Exercise objective
Extract all lines containing "ylabel".

Listing
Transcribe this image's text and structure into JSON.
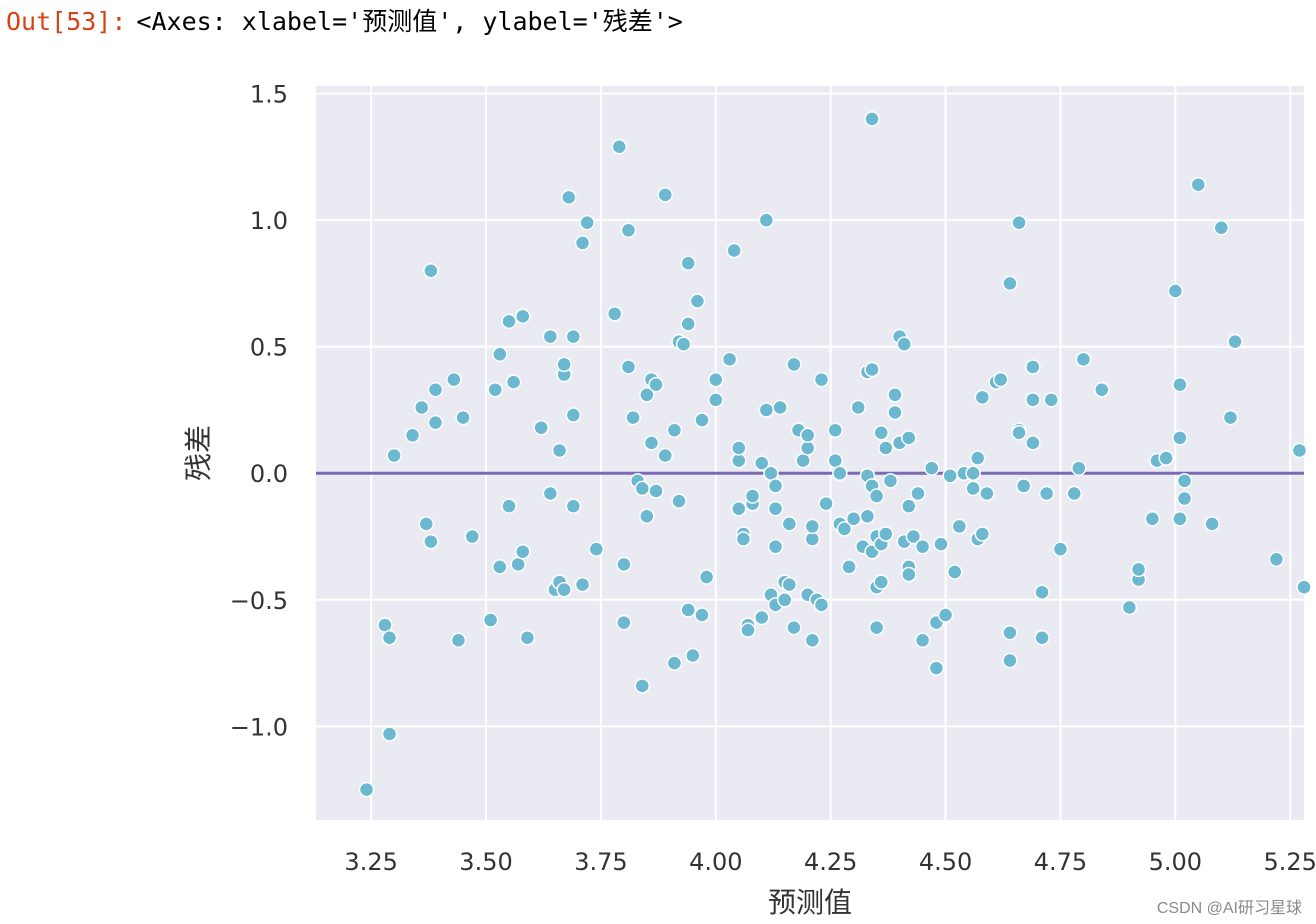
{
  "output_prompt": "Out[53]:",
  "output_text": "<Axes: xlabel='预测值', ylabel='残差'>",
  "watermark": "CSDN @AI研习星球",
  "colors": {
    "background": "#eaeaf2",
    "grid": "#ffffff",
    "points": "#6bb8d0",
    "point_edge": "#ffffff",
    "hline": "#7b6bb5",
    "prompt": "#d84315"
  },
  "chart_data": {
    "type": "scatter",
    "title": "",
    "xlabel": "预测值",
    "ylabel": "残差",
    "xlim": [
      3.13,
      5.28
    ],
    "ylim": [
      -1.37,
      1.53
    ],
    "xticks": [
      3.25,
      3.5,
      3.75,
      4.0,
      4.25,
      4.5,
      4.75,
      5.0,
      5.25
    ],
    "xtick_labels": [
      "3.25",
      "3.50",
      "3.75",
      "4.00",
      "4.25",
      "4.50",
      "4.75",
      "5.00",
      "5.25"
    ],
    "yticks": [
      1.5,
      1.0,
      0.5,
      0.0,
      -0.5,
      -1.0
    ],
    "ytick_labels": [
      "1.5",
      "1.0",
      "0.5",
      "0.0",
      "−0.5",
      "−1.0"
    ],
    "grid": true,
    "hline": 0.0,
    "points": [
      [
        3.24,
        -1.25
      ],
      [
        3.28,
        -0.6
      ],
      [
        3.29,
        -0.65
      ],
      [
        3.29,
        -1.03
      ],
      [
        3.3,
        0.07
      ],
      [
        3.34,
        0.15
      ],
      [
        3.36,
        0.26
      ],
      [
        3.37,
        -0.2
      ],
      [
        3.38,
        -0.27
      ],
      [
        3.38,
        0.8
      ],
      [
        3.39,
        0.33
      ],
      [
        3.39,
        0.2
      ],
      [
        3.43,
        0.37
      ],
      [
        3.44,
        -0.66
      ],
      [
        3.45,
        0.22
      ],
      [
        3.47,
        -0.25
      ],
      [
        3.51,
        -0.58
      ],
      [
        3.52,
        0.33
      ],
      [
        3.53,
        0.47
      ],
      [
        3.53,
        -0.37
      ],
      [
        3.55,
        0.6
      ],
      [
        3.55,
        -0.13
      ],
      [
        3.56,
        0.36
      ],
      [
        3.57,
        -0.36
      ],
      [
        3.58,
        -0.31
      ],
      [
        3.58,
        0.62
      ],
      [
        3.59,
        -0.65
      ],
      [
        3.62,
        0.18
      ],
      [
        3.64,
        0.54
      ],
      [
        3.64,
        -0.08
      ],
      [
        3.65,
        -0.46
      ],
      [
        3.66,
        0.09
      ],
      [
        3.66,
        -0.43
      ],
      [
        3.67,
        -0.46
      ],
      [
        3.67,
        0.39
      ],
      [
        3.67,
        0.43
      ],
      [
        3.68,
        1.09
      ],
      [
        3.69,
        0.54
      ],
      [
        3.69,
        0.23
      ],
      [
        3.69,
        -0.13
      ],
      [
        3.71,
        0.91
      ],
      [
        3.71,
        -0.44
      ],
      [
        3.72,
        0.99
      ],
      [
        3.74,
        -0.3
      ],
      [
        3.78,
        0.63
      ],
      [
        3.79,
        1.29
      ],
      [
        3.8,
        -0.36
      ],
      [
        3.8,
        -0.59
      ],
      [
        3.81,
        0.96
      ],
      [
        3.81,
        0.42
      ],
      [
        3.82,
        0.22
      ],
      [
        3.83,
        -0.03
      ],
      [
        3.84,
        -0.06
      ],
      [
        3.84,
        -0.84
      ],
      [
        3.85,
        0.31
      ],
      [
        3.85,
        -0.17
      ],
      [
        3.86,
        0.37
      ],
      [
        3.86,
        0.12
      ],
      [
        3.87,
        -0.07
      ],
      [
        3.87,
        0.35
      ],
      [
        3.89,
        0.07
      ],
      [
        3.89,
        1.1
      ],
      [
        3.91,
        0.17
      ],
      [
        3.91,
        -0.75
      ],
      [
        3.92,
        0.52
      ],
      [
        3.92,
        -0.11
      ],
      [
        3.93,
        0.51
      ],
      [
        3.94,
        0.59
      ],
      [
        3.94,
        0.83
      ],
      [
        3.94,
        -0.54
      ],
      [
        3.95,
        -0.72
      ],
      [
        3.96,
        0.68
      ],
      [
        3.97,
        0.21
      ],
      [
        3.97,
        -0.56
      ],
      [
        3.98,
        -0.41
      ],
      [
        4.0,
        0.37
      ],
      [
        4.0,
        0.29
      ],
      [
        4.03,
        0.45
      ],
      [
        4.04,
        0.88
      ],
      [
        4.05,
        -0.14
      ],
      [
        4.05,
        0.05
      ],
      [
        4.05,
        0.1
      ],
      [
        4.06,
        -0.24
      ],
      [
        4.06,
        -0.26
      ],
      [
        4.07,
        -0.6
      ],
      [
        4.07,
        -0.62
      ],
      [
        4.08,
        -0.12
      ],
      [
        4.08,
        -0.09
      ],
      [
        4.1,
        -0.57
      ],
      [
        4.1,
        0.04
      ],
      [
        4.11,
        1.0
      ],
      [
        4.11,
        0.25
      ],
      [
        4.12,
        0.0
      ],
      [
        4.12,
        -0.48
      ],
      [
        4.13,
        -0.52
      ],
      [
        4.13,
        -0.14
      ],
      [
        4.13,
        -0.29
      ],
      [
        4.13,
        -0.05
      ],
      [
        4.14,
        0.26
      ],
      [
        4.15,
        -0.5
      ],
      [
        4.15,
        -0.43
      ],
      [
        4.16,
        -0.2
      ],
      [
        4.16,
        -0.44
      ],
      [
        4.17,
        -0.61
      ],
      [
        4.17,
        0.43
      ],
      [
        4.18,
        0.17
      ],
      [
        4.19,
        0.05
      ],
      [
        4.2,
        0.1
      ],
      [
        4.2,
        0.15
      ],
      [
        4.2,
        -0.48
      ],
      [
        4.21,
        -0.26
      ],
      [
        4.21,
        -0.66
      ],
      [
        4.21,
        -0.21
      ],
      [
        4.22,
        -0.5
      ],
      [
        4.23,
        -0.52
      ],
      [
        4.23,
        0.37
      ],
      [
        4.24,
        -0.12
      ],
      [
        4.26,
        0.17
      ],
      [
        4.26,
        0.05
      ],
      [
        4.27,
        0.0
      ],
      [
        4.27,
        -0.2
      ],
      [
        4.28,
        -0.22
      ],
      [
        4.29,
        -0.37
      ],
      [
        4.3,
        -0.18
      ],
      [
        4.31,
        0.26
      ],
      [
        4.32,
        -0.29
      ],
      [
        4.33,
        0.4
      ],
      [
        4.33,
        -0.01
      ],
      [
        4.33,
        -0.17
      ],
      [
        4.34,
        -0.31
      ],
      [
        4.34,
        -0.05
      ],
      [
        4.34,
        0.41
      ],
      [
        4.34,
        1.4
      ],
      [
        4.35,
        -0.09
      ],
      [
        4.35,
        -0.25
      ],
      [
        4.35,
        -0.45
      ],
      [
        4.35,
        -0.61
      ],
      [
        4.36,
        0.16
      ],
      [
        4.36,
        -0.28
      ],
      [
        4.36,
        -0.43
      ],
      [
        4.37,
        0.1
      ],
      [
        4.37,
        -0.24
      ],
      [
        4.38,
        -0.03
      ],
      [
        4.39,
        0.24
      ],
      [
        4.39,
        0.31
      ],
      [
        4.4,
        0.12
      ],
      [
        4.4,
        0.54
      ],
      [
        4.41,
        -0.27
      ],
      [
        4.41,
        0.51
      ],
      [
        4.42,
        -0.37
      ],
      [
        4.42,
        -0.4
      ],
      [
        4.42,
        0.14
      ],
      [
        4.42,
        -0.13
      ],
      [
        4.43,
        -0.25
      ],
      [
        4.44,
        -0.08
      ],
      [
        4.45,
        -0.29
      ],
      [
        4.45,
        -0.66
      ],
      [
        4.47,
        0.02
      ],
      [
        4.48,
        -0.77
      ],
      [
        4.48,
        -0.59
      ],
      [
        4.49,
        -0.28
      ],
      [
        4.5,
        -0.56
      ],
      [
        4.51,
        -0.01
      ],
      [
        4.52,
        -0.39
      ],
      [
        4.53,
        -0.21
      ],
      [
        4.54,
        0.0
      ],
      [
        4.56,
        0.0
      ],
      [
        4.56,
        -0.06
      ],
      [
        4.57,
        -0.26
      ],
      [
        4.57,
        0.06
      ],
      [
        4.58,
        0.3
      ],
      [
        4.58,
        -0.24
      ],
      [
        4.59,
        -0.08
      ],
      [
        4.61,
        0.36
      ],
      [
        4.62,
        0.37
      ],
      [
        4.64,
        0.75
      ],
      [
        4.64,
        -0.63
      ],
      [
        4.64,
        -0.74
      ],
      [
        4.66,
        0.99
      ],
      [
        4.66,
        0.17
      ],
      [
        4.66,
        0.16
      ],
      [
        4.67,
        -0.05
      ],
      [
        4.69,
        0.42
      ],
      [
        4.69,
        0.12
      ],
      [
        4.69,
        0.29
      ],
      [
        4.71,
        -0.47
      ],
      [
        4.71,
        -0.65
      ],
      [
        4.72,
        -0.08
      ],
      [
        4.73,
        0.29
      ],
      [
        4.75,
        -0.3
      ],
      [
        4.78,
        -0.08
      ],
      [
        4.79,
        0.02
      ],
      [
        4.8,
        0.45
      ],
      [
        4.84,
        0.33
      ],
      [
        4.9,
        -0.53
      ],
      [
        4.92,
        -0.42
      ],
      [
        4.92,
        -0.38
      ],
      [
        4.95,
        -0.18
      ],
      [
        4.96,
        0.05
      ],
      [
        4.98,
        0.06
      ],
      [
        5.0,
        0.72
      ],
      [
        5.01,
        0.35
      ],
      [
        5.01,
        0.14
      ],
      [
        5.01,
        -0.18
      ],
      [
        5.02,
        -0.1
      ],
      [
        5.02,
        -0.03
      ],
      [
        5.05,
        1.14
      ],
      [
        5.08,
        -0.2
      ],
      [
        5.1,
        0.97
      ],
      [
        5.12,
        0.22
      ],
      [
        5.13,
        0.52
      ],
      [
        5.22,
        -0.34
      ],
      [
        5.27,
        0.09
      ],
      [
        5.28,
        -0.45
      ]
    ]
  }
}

Answer to the task
  "output_text": "<Axes: xlabel='预测值', ylabel='残差'>",
    "ylabel": "残差",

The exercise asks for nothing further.